Reproduce only this part of the listing: the line with "Read this page and output its text content.", plus every line after it through the last.

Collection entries
========================================
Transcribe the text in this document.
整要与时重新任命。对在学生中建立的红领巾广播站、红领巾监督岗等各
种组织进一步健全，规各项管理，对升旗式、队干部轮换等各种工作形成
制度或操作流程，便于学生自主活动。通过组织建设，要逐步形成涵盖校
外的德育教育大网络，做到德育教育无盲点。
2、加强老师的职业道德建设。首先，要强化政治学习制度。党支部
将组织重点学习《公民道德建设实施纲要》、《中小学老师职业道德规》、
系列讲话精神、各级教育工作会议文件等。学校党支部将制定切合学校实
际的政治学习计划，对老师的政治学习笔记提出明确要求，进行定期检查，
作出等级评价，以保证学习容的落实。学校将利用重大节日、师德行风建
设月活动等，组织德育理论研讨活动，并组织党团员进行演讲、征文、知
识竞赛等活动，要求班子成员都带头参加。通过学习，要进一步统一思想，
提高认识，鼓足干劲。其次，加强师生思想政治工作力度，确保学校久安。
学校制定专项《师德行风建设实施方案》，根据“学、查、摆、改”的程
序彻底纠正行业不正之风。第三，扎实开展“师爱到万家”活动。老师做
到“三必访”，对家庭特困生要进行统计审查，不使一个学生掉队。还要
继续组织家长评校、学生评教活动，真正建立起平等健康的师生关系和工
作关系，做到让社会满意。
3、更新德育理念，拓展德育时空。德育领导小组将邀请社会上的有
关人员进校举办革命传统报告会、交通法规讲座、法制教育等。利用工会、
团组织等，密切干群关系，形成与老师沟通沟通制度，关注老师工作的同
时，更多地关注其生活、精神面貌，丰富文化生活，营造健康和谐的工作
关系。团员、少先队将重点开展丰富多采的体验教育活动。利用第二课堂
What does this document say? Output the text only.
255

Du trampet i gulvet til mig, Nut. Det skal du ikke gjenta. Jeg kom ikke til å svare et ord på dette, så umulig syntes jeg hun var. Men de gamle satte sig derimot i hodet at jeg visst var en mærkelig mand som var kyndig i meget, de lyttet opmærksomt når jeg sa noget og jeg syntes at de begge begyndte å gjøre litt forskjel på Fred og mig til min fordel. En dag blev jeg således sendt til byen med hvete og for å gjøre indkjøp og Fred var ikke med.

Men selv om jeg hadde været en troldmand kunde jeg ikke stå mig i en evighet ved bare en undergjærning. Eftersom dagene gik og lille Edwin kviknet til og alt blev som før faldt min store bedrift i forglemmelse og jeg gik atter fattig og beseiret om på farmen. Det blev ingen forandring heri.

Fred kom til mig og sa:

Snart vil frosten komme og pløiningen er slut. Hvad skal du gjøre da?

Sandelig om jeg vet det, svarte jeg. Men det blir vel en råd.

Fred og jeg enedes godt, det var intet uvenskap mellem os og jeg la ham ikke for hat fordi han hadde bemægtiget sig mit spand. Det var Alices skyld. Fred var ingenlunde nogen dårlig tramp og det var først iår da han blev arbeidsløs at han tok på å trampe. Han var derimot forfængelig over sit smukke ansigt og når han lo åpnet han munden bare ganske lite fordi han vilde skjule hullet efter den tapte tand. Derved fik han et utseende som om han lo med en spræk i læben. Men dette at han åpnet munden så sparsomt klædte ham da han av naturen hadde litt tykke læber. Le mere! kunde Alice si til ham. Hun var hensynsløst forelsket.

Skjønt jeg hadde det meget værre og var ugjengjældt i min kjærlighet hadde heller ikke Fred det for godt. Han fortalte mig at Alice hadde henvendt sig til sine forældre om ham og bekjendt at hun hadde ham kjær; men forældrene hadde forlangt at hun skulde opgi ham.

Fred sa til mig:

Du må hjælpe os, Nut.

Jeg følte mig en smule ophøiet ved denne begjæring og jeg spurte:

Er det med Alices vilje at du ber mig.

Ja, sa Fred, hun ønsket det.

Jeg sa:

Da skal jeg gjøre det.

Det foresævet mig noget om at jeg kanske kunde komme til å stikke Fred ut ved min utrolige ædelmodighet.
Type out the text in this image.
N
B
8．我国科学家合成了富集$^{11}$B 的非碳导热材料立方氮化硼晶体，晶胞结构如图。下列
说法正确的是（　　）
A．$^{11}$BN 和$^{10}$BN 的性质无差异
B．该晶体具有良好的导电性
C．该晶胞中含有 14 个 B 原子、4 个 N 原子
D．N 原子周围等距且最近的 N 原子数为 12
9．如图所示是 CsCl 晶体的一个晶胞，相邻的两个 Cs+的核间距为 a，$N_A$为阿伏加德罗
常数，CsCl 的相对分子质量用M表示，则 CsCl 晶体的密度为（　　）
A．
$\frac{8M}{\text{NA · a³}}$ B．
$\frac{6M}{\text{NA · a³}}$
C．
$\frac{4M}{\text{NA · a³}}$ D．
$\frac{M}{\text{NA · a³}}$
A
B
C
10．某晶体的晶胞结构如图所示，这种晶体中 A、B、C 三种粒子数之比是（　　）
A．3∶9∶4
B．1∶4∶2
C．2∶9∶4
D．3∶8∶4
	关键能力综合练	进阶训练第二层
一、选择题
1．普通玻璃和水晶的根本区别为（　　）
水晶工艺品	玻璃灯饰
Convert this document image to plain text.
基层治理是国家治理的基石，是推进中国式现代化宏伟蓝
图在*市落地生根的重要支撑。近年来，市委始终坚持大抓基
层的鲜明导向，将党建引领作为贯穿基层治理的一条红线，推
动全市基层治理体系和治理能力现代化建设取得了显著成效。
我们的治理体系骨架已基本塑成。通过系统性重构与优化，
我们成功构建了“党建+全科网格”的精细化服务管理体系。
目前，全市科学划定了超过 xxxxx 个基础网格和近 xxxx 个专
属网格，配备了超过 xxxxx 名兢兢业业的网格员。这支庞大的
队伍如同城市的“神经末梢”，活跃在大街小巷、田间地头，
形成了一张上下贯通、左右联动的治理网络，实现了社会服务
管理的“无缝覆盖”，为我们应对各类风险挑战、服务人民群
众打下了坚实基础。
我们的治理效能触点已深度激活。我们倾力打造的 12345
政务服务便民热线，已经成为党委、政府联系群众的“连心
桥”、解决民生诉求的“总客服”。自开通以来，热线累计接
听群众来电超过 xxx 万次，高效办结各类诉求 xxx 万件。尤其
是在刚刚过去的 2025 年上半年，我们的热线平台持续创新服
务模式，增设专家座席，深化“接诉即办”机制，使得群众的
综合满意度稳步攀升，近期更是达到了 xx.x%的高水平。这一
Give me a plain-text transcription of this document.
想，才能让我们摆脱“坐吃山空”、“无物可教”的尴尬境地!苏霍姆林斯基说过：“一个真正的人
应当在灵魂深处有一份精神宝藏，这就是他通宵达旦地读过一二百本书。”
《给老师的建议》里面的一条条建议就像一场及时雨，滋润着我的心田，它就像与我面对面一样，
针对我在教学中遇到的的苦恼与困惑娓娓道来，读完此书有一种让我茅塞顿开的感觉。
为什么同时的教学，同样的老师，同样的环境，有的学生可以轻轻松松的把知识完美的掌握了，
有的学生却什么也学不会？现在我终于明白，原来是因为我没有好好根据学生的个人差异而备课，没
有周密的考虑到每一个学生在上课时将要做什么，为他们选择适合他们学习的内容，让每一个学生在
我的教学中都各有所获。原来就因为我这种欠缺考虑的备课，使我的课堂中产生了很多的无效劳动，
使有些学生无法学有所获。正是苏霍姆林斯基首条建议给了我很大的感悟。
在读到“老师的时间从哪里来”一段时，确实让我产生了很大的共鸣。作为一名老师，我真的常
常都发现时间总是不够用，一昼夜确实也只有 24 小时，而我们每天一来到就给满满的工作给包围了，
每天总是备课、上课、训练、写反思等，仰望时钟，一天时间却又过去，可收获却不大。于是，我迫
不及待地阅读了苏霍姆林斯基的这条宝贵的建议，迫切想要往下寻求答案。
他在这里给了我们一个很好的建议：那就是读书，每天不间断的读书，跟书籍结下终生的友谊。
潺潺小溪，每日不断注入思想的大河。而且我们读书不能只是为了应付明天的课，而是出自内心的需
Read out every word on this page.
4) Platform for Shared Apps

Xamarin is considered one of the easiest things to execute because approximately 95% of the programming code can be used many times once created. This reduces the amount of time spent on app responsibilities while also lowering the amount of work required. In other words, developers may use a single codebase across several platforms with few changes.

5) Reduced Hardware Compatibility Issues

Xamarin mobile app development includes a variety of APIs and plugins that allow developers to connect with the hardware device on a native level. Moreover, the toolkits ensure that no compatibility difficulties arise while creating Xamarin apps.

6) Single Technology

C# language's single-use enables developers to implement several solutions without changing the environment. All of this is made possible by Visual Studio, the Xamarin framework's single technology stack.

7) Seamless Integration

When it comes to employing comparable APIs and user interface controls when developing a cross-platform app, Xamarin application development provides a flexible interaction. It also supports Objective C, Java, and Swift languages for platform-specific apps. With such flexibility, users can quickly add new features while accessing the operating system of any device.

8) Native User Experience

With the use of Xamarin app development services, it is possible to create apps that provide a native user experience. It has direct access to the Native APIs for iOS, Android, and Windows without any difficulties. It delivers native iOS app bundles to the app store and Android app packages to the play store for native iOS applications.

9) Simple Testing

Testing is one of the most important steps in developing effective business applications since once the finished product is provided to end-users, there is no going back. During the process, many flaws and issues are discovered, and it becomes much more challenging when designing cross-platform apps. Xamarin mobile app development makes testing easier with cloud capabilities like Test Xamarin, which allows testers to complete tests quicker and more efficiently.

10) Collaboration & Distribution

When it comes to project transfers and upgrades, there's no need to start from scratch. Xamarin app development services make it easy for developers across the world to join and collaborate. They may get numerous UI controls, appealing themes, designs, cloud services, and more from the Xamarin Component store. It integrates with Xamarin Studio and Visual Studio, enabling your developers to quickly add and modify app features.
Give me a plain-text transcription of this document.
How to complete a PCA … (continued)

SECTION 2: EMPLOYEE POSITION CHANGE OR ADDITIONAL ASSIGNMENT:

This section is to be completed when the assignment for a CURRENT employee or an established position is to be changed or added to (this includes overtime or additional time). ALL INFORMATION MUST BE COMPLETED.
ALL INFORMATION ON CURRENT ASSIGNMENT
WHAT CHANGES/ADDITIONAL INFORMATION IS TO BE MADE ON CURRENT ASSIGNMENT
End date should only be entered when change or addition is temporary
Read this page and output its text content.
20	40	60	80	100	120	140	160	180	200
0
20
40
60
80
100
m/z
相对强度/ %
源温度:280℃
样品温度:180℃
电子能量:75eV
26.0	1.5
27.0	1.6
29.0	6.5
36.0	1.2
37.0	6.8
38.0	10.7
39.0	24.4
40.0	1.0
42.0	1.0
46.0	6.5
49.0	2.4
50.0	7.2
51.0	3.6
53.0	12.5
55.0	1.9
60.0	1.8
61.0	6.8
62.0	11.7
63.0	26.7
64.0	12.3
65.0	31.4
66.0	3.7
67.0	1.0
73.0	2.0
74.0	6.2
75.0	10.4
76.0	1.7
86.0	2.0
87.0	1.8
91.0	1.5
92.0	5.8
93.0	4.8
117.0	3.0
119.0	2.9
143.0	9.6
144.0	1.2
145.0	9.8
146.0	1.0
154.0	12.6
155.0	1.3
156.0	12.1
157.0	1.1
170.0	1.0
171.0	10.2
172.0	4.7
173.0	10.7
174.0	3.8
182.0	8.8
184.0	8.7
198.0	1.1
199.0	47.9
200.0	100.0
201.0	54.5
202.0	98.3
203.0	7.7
========================================
_Result_.
Read this page and output its text content.
20	40	60	80	100	120	140	160	180	200
0
20
40
60
80
100
m/z
相对强度/ %
源温度:280℃
样品温度:180℃
电子能量:75eV
26.0	1.5
27.0	1.6
29.0	6.5
36.0	1.2
37.0	6.8
38.0	10.7
39.0	24.4
40.0	1.0
42.0	1.0
46.0	6.5
49.0	2.4
50.0	7.2
51.0	3.6
53.0	12.5
55.0	1.9
60.0	1.8
61.0	6.8
62.0	11.7
63.0	26.7
64.0	12.3
65.0	31.4
66.0	3.7
67.0	1.0
73.0	2.0
74.0	6.2
75.0	10.4
76.0	1.7
86.0	2.0
87.0	1.8
91.0	1.5
92.0	5.8
93.0	4.8
117.0	3.0
119.0	2.9
143.0	9.6
144.0	1.2
145.0	9.8
146.0	1.0
154.0	12.6
155.0	1.3
156.0	12.1
157.0	1.1
170.0	1.0
171.0	10.2
172.0	4.7
173.0	10.7
174.0	3.8
182.0	8.8
184.0	8.7
198.0	1.1
199.0	47.9
200.0	100.0
201.0	54.5
202.0	98.3
203.0	7.7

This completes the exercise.